### Exercise aim
Track down each line that has the word "dataset" and copy it.

### Data section
----

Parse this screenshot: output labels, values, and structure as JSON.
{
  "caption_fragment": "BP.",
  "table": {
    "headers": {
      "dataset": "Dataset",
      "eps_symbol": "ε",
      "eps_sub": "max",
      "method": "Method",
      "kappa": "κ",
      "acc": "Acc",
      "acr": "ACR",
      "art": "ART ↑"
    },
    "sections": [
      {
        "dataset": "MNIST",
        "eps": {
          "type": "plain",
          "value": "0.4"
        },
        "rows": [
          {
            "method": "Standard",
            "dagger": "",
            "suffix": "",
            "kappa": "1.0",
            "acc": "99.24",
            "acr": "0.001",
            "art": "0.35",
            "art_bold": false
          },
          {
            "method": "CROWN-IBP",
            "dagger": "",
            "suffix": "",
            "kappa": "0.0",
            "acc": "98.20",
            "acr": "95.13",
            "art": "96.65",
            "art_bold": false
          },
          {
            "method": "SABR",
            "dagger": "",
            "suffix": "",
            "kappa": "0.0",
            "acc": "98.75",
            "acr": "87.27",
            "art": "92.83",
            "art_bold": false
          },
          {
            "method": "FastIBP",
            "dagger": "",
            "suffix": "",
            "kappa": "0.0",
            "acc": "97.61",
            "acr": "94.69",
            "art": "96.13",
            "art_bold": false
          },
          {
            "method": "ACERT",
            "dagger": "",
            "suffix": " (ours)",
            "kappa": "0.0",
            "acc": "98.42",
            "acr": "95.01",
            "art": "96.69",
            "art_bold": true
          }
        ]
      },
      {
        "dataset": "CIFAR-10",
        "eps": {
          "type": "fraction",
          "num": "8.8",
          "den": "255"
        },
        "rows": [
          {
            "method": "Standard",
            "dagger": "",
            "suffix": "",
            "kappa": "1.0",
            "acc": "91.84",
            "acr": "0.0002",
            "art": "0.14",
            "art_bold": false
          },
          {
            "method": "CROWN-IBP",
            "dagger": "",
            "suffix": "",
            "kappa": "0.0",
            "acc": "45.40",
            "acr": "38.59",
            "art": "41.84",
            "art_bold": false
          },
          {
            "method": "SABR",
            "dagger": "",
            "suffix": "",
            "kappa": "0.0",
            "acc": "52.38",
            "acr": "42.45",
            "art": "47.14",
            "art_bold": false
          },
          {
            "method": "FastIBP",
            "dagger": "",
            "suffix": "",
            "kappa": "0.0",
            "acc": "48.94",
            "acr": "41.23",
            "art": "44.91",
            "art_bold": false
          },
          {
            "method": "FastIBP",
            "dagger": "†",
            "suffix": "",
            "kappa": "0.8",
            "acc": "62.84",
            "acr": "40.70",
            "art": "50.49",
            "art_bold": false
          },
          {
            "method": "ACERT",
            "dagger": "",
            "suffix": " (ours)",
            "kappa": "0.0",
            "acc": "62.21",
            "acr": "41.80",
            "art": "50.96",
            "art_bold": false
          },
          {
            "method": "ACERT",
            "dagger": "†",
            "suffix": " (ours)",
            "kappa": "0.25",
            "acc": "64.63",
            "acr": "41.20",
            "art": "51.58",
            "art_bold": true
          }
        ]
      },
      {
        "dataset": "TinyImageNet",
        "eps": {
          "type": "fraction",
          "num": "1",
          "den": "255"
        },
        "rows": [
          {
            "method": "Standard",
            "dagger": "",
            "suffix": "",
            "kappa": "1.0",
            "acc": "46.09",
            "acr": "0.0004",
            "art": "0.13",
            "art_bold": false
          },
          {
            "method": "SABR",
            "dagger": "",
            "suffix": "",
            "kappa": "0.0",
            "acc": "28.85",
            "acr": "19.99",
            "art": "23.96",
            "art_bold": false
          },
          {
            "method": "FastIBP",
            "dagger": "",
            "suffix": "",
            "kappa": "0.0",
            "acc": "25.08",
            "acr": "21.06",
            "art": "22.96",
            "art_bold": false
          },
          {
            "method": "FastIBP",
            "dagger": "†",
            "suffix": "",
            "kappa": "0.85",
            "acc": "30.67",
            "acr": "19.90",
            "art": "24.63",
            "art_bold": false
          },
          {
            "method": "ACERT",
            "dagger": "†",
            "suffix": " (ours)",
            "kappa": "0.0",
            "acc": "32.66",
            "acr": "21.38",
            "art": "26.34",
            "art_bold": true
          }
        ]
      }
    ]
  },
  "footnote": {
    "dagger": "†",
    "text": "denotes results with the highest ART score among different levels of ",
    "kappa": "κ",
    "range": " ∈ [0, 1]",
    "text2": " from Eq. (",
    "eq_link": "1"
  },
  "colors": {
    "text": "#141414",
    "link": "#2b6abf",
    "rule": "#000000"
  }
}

----

### Correct answer
      "dataset": "Dataset",
        "dataset": "MNIST",
        "dataset": "CIFAR-10",
        "dataset": "TinyImageNet",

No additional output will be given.